Every line in the listing is to be echoed verbatim.

::::::::

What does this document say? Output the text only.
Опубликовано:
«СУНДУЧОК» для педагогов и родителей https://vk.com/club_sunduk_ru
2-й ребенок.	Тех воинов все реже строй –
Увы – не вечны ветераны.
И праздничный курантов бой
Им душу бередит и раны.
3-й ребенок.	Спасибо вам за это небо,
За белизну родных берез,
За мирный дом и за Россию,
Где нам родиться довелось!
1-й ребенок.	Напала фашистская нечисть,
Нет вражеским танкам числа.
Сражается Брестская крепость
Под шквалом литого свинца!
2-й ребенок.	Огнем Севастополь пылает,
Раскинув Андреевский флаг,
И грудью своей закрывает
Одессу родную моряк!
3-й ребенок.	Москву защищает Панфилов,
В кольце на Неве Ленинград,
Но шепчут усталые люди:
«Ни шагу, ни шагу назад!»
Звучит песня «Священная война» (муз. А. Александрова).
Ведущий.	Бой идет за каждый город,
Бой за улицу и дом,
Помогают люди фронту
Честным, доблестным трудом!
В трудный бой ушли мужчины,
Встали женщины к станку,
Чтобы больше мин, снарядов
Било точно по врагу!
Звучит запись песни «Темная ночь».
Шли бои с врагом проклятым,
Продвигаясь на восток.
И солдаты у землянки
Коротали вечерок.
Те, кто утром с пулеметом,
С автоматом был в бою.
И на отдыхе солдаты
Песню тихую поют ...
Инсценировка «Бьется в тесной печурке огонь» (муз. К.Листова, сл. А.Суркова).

::::::::

*EXERCISE SOLUTION*:
What does this document say? Output the text only.
Опубликовано:
«СУНДУЧОК» для педагогов и родителей https://vk.com/club_sunduk_ru
2-й ребенок.	Тех воинов все реже строй –
Увы – не вечны ветераны.
И праздничный курантов бой
Им душу бередит и раны.
3-й ребенок.	Спасибо вам за это небо,
За белизну родных берез,
За мирный дом и за Россию,
Где нам родиться довелось!
1-й ребенок.	Напала фашистская нечисть,
Нет вражеским танкам числа.
Сражается Брестская крепость
Под шквалом литого свинца!
2-й ребенок.	Огнем Севастополь пылает,
Раскинув Андреевский флаг,
И грудью своей закрывает
Одессу родную моряк!
3-й ребенок.	Москву защищает Панфилов,
В кольце на Неве Ленинград,
Но шепчут усталые люди:
«Ни шагу, ни шагу назад!»
Звучит песня «Священная война» (муз. А. Александрова).
Ведущий.	Бой идет за каждый город,
Бой за улицу и дом,
Помогают люди фронту
Честным, доблестным трудом!
В трудный бой ушли мужчины,
Встали женщины к станку,
Чтобы больше мин, снарядов
Било точно по врагу!
Звучит запись песни «Темная ночь».
Шли бои с врагом проклятым,
Продвигаясь на восток.
И солдаты у землянки
Коротали вечерок.
Те, кто утром с пулеметом,
С автоматом был в бою.
И на отдыхе солдаты
Песню тихую поют ...
Инсценировка «Бьется в тесной печурке огонь» (муз. К.Листова, сл. А.Суркова).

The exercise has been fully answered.